Repeat every record below exactly as it appears.
━━ Records for this exercise
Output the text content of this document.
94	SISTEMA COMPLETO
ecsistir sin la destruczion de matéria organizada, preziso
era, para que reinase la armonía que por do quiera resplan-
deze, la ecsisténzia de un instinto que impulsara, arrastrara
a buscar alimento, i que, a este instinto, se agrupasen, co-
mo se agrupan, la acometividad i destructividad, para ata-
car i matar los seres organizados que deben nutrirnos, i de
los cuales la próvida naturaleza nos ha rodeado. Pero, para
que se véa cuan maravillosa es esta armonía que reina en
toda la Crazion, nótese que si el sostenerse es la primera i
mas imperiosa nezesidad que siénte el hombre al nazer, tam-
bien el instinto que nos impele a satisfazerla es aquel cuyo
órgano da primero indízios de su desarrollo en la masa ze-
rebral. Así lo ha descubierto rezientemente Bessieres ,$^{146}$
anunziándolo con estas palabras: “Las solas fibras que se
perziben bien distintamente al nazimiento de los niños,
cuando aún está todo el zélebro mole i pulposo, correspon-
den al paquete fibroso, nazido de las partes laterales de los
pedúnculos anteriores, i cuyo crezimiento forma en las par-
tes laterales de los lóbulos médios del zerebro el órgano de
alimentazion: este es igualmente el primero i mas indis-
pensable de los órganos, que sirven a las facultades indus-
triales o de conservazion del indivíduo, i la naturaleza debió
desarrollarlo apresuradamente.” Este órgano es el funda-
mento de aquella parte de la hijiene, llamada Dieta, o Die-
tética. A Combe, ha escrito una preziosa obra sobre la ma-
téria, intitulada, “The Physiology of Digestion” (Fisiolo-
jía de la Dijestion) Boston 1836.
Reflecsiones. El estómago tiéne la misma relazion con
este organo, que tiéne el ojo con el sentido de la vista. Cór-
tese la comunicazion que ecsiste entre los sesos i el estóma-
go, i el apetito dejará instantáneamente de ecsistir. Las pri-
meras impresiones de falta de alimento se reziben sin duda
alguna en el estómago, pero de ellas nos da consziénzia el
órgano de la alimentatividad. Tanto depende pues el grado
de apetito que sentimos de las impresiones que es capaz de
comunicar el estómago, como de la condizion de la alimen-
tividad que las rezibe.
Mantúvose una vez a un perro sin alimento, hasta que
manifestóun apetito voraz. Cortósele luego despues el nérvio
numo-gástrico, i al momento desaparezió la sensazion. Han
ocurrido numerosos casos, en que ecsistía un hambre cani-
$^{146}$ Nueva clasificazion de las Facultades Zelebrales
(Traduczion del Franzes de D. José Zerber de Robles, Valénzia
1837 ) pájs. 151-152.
━━━━
**Task solution**
Output the text content of this document.
94	SISTEMA COMPLETO
ecsistir sin la destruczion de matéria organizada, preziso
era, para que reinase la armonía que por do quiera resplan-
deze, la ecsisténzia de un instinto que impulsara, arrastrara
a buscar alimento, i que, a este instinto, se agrupasen, co-
mo se agrupan, la acometividad i destructividad, para ata-
car i matar los seres organizados que deben nutrirnos, i de
los cuales la próvida naturaleza nos ha rodeado. Pero, para
que se véa cuan maravillosa es esta armonía que reina en
toda la Crazion, nótese que si el sostenerse es la primera i
mas imperiosa nezesidad que siénte el hombre al nazer, tam-
bien el instinto que nos impele a satisfazerla es aquel cuyo
órgano da primero indízios de su desarrollo en la masa ze-
rebral. Así lo ha descubierto rezientemente Bessieres ,$^{146}$
anunziándolo con estas palabras: “Las solas fibras que se
perziben bien distintamente al nazimiento de los niños,
cuando aún está todo el zélebro mole i pulposo, correspon-
den al paquete fibroso, nazido de las partes laterales de los
pedúnculos anteriores, i cuyo crezimiento forma en las par-
tes laterales de los lóbulos médios del zerebro el órgano de
alimentazion: este es igualmente el primero i mas indis-
pensable de los órganos, que sirven a las facultades indus-
triales o de conservazion del indivíduo, i la naturaleza debió
desarrollarlo apresuradamente.” Este órgano es el funda-
mento de aquella parte de la hijiene, llamada Dieta, o Die-
tética. A Combe, ha escrito una preziosa obra sobre la ma-
téria, intitulada, “The Physiology of Digestion” (Fisiolo-
jía de la Dijestion) Boston 1836.
Reflecsiones. El estómago tiéne la misma relazion con
este organo, que tiéne el ojo con el sentido de la vista. Cór-
tese la comunicazion que ecsiste entre los sesos i el estóma-
go, i el apetito dejará instantáneamente de ecsistir. Las pri-
meras impresiones de falta de alimento se reziben sin duda
alguna en el estómago, pero de ellas nos da consziénzia el
órgano de la alimentatividad. Tanto depende pues el grado
de apetito que sentimos de las impresiones que es capaz de
comunicar el estómago, como de la condizion de la alimen-
tividad que las rezibe.
Mantúvose una vez a un perro sin alimento, hasta que
manifestóun apetito voraz. Cortósele luego despues el nérvio
numo-gástrico, i al momento desaparezió la sensazion. Han
ocurrido numerosos casos, en que ecsistía un hambre cani-
$^{146}$ Nueva clasificazion de las Facultades Zelebrales
(Traduczion del Franzes de D. José Zerber de Robles, Valénzia
1837 ) pájs. 151-152.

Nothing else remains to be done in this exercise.